▶ _Exercise details_
In the entries below, find the lines that contain the word "Gauss" and copy them.

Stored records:

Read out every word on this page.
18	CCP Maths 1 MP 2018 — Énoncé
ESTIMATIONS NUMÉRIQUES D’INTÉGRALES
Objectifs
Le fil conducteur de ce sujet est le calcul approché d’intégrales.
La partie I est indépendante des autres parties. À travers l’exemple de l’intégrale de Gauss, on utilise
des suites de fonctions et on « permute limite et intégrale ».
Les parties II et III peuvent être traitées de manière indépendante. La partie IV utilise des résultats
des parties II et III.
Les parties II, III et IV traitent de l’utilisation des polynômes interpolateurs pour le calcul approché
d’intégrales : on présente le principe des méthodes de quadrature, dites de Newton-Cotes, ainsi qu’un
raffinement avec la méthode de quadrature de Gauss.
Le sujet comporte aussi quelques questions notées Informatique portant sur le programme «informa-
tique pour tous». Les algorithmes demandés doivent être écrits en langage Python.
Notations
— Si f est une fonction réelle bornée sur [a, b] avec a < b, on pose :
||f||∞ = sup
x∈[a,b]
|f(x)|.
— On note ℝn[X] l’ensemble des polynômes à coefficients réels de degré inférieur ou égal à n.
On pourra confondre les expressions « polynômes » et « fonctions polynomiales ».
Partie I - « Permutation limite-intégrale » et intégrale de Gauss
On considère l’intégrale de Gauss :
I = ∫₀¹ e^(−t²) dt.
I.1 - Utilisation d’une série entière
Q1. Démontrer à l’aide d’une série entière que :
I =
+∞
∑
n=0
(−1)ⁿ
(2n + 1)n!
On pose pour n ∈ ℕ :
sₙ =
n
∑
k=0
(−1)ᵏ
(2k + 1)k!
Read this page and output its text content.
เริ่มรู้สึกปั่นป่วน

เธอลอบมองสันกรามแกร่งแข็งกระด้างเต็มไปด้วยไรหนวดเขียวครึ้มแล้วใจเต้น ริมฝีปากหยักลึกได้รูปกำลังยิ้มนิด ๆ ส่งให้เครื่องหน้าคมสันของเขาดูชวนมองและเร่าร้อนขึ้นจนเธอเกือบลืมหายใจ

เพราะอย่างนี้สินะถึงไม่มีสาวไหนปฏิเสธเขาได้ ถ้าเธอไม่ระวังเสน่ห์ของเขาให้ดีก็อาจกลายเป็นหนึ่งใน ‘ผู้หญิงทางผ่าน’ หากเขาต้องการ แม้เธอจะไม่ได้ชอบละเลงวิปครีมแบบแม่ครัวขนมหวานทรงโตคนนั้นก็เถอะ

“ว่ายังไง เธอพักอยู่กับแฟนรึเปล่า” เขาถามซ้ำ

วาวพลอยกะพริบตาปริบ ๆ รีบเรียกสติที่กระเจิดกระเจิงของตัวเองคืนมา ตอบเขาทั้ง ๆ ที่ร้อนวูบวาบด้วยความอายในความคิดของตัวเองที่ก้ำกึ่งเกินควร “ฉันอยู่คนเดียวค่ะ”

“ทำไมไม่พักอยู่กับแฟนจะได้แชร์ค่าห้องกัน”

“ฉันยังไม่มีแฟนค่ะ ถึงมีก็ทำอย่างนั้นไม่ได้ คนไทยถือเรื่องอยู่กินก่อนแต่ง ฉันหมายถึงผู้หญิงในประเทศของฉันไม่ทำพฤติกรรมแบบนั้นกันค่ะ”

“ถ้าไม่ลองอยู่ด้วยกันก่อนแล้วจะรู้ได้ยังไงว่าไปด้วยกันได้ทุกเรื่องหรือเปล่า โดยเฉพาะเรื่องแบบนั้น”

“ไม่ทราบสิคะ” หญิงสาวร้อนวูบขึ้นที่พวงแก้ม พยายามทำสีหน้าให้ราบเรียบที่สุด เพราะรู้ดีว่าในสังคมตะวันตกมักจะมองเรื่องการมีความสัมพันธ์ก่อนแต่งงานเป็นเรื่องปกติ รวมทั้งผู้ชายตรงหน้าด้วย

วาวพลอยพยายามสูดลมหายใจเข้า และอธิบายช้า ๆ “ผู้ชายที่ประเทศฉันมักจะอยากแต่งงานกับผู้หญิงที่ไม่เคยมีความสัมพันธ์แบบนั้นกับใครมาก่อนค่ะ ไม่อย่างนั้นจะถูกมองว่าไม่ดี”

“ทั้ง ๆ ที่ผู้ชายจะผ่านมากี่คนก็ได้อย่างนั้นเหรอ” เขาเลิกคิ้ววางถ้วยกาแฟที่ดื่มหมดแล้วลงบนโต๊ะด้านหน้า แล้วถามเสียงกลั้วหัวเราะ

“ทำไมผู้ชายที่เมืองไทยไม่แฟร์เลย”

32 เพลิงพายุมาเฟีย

▶ _The completed task_
La partie I est indépendante des autres parties. À travers l’exemple de l’intégrale de Gauss, on utilise
raffinement avec la méthode de quadrature de Gauss.
Partie I - « Permutation limite-intégrale » et intégrale de Gauss
On considère l’intégrale de Gauss :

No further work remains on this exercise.